+++ Data extract +++
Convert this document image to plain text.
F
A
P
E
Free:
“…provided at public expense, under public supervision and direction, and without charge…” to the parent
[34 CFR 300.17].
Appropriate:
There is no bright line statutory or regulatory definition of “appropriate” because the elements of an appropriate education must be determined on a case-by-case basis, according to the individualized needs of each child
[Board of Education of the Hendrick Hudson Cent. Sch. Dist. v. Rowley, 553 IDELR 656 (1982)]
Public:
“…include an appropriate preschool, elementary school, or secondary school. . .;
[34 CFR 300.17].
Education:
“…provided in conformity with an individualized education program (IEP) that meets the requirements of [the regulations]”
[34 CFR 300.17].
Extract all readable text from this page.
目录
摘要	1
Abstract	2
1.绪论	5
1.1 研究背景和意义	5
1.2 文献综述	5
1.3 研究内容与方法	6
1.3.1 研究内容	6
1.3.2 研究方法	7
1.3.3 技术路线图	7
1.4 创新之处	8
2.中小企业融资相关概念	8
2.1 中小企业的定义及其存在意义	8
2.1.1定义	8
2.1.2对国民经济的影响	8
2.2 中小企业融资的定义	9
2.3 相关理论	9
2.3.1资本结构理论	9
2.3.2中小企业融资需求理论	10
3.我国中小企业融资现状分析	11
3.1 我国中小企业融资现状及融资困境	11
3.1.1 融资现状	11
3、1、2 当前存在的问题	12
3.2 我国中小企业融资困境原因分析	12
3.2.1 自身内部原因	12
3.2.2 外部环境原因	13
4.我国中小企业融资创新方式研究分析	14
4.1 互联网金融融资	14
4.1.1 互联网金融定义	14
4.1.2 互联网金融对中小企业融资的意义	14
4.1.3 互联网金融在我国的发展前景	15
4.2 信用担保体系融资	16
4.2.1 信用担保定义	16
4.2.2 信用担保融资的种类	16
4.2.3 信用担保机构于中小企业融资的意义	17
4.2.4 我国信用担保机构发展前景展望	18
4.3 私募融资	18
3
+++
> **Directive**
Please quote the data above in full, with no line missing.

> **Solution to the exercise**
Convert this document image to plain text.
F
A
P
E
Free:
“…provided at public expense, under public supervision and direction, and without charge…” to the parent
[34 CFR 300.17].
Appropriate:
There is no bright line statutory or regulatory definition of “appropriate” because the elements of an appropriate education must be determined on a case-by-case basis, according to the individualized needs of each child
[Board of Education of the Hendrick Hudson Cent. Sch. Dist. v. Rowley, 553 IDELR 656 (1982)]
Public:
“…include an appropriate preschool, elementary school, or secondary school. . .;
[34 CFR 300.17].
Education:
“…provided in conformity with an individualized education program (IEP) that meets the requirements of [the regulations]”
[34 CFR 300.17].
Extract all readable text from this page.
目录
摘要	1
Abstract	2
1.绪论	5
1.1 研究背景和意义	5
1.2 文献综述	5
1.3 研究内容与方法	6
1.3.1 研究内容	6
1.3.2 研究方法	7
1.3.3 技术路线图	7
1.4 创新之处	8
2.中小企业融资相关概念	8
2.1 中小企业的定义及其存在意义	8
2.1.1定义	8
2.1.2对国民经济的影响	8
2.2 中小企业融资的定义	9
2.3 相关理论	9
2.3.1资本结构理论	9
2.3.2中小企业融资需求理论	10
3.我国中小企业融资现状分析	11
3.1 我国中小企业融资现状及融资困境	11
3.1.1 融资现状	11
3、1、2 当前存在的问题	12
3.2 我国中小企业融资困境原因分析	12
3.2.1 自身内部原因	12
3.2.2 外部环境原因	13
4.我国中小企业融资创新方式研究分析	14
4.1 互联网金融融资	14
4.1.1 互联网金融定义	14
4.1.2 互联网金融对中小企业融资的意义	14
4.1.3 互联网金融在我国的发展前景	15
4.2 信用担保体系融资	16
4.2.1 信用担保定义	16
4.2.2 信用担保融资的种类	16
4.2.3 信用担保机构于中小企业融资的意义	17
4.2.4 我国信用担保机构发展前景展望	18
4.3 私募融资	18
3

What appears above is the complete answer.